Yes, I know them & like them, too–although with all of the dumplings out there, I do not get to these all that often.  There’s the Chinese name, kuo teh, AKA pot stickers, and there’s the Japanese name, gyoza.  And here I have a story.  I was at a Japanese restaurant just a few days ago (not eating dumplings).  At some point, behind me, I heard what sounded like a teen girl talking about what she planned to order: “I’m going to get the GOYZA!”  Goyza?  I was waiting for someone to correct her, at some point, as she repeated what she was getting, but apparently no one else… sigh.  And I think the waiter humored her by repeating the mispronounciation.  I was hoping someone, ANYONE, in that little restaurant would improve her life by pointing out that “gyoza” is not pronounced “goyza.”  Someone, anyone?  Someone, anyone but me?  Not me.  And not anyone else.

◆ Data ◆

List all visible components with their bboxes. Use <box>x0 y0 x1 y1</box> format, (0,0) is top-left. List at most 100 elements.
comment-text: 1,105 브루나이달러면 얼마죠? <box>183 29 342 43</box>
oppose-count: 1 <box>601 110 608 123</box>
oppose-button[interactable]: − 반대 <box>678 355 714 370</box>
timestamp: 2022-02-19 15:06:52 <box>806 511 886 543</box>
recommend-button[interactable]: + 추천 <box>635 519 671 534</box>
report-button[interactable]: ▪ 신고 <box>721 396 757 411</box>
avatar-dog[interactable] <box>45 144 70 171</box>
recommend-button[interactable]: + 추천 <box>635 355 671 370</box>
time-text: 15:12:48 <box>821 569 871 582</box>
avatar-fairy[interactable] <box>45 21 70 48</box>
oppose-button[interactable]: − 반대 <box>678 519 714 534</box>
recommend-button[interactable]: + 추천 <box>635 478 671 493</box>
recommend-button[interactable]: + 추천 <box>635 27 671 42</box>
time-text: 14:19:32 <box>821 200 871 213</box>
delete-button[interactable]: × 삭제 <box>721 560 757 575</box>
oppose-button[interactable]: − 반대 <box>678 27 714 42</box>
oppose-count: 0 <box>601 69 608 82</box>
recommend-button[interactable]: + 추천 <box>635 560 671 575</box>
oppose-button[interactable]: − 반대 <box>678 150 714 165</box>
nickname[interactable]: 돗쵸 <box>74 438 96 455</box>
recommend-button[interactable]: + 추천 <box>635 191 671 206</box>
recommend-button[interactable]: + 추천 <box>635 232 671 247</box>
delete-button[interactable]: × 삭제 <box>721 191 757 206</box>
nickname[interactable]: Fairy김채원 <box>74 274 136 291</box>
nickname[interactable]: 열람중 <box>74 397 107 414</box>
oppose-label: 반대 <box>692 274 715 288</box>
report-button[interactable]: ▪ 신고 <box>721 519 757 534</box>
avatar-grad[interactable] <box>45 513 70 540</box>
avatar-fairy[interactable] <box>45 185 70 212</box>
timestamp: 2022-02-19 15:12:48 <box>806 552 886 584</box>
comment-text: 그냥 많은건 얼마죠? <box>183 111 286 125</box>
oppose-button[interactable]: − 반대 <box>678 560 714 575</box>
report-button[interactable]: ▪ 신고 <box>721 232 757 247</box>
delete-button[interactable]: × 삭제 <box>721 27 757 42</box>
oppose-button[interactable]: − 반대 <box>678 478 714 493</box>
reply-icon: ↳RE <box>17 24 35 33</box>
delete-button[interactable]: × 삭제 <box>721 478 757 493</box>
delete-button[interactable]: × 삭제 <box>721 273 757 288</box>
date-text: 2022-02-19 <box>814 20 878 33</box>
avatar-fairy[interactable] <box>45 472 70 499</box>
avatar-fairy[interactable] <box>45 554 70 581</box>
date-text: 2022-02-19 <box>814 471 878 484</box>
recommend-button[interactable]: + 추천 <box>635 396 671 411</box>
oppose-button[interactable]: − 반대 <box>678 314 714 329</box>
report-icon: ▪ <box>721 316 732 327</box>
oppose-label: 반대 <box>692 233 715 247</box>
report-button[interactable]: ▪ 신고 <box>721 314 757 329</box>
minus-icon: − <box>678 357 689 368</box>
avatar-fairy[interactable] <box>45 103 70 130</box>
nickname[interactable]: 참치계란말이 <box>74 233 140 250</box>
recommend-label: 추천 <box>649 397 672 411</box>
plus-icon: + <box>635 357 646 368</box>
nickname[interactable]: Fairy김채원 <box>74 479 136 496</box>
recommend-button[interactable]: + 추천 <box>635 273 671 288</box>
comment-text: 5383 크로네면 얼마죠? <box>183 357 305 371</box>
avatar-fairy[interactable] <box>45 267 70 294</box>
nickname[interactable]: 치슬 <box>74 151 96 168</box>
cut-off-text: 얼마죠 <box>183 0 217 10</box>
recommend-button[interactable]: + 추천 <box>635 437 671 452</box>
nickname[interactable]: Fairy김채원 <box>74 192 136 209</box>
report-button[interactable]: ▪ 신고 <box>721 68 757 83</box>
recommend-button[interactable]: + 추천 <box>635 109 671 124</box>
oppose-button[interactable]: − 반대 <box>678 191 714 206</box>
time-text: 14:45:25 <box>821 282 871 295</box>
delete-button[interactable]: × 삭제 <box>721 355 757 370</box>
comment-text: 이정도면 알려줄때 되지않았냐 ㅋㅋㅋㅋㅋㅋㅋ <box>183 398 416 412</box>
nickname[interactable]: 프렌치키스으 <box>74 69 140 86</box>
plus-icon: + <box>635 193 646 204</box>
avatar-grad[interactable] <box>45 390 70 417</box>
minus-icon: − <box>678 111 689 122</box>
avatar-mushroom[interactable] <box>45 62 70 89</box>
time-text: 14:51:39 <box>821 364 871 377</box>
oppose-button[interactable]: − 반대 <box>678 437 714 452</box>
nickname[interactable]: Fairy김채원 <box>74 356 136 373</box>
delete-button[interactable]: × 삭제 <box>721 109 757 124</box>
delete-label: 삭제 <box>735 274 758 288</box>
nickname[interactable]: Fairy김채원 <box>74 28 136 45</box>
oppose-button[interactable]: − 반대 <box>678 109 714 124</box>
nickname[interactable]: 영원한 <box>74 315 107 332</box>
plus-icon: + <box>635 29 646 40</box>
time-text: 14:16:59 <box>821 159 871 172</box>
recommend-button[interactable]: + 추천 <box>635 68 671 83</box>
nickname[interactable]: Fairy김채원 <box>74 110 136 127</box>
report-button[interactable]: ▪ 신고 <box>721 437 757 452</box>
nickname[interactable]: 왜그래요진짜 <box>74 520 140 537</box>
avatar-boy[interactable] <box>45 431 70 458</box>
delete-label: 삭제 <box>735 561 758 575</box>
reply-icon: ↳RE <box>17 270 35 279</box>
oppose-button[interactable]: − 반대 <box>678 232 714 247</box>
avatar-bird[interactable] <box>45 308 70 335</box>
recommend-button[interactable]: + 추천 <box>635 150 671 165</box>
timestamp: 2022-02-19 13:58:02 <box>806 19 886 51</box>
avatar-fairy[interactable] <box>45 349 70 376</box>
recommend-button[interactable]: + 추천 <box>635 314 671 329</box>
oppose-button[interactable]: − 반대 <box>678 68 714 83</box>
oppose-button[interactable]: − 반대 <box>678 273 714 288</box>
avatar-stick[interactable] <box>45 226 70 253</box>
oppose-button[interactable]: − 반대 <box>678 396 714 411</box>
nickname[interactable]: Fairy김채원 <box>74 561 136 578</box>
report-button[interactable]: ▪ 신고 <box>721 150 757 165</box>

◆ Problem set ◆
a. Copy the stretch from "Yes, I know" through "not anyone else." from the gyoza passage, word for word.
b. Pick up the gyoza passage after its final sentence and continue writing it.

◆ Results by task ◆
a.
Yes, I know them & like them, too–although with all of the dumplings out there, I do not get to these all that often.  There’s the Chinese name, kuo teh, AKA pot stickers, and there’s the Japanese name, gyoza.  And here I have a story.  I was at a Japanese restaurant just a few days ago (not eating dumplings).  At some point, behind me, I heard what sounded like a teen girl talking about what she planned to order: “I’m going to get the GOYZA!”  Goyza?  I was waiting for someone to correct her, at some point, as she repeated what she was getting, but apparently no one else… sigh.  And I think the waiter humored her by repeating the mispronounciation.  I was hoping someone, ANYONE, in that little restaurant would improve her life by pointing out that “gyoza” is not pronounced “goyza.”  Someone, anyone?  Someone, anyone but me?  Not me.  And not anyone else.

b.
The message on the goyza postcard continues:

“I was put (in this envelope) Pochi-bukuro.  Pochi-bukuro (petit envelope) is often used in Japan.  Especially at New Year’s, there is a custom in Japan that adults give money to children as a tip.  Of course, it may be good for a small accessory or mini card.  Try using this Japanese style envelope in your creative style.

I don’t remember hearing about this Japanese tradition.  Now, I do know the envelopes, known as hongbao, for their use in the Chinese tradition during the Lunar New Year.  I have used hongbao in the past in “my creative style:” I gave a friend a coffee gift card in a little envelope.  He asked me where the money was.  I told him I wasn’t his parent.  A lot of Chinese adults still get hongbao from their parents.  Never having been a Chinese child, I have never received a cash-stuffed hongbao (at least, not that I remember).  I do have a little stash of little envelopes (they are sold at many places in my area, and have a variety of fun designs & famous characters), into which I stuff tiny treasures & junk when I am preparing a package to mail to a friend.

What do you think I should do with these Pochi-bukuro I have been sent?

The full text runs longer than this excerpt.